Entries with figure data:
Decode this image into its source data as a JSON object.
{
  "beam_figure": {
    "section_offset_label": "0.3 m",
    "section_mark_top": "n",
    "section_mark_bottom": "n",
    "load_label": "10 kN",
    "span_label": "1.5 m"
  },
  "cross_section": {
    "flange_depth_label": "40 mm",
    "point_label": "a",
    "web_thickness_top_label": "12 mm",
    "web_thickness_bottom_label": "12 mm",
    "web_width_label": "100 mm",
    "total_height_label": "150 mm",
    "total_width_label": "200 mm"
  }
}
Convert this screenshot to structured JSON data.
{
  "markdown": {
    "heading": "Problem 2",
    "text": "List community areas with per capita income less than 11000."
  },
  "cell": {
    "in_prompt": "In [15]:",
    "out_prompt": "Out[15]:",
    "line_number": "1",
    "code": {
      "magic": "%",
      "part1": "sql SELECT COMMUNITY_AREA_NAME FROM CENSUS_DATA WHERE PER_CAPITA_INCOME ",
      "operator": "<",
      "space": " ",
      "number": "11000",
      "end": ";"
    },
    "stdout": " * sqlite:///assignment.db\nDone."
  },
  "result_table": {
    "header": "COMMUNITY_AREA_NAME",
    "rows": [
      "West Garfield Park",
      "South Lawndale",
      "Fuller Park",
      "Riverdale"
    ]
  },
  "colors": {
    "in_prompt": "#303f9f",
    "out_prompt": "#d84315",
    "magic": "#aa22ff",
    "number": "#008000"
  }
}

◆ **WRITTEN PROBLEM**:
Reproduce the material verbatim, line by line.

◆ **RESULT**:
Decode this image into its source data as a JSON object.
{
  "beam_figure": {
    "section_offset_label": "0.3 m",
    "section_mark_top": "n",
    "section_mark_bottom": "n",
    "load_label": "10 kN",
    "span_label": "1.5 m"
  },
  "cross_section": {
    "flange_depth_label": "40 mm",
    "point_label": "a",
    "web_thickness_top_label": "12 mm",
    "web_thickness_bottom_label": "12 mm",
    "web_width_label": "100 mm",
    "total_height_label": "150 mm",
    "total_width_label": "200 mm"
  }
}
Convert this screenshot to structured JSON data.
{
  "markdown": {
    "heading": "Problem 2",
    "text": "List community areas with per capita income less than 11000."
  },
  "cell": {
    "in_prompt": "In [15]:",
    "out_prompt": "Out[15]:",
    "line_number": "1",
    "code": {
      "magic": "%",
      "part1": "sql SELECT COMMUNITY_AREA_NAME FROM CENSUS_DATA WHERE PER_CAPITA_INCOME ",
      "operator": "<",
      "space": " ",
      "number": "11000",
      "end": ";"
    },
    "stdout": " * sqlite:///assignment.db\nDone."
  },
  "result_table": {
    "header": "COMMUNITY_AREA_NAME",
    "rows": [
      "West Garfield Park",
      "South Lawndale",
      "Fuller Park",
      "Riverdale"
    ]
  },
  "colors": {
    "in_prompt": "#303f9f",
    "out_prompt": "#d84315",
    "magic": "#aa22ff",
    "number": "#008000"
  }
}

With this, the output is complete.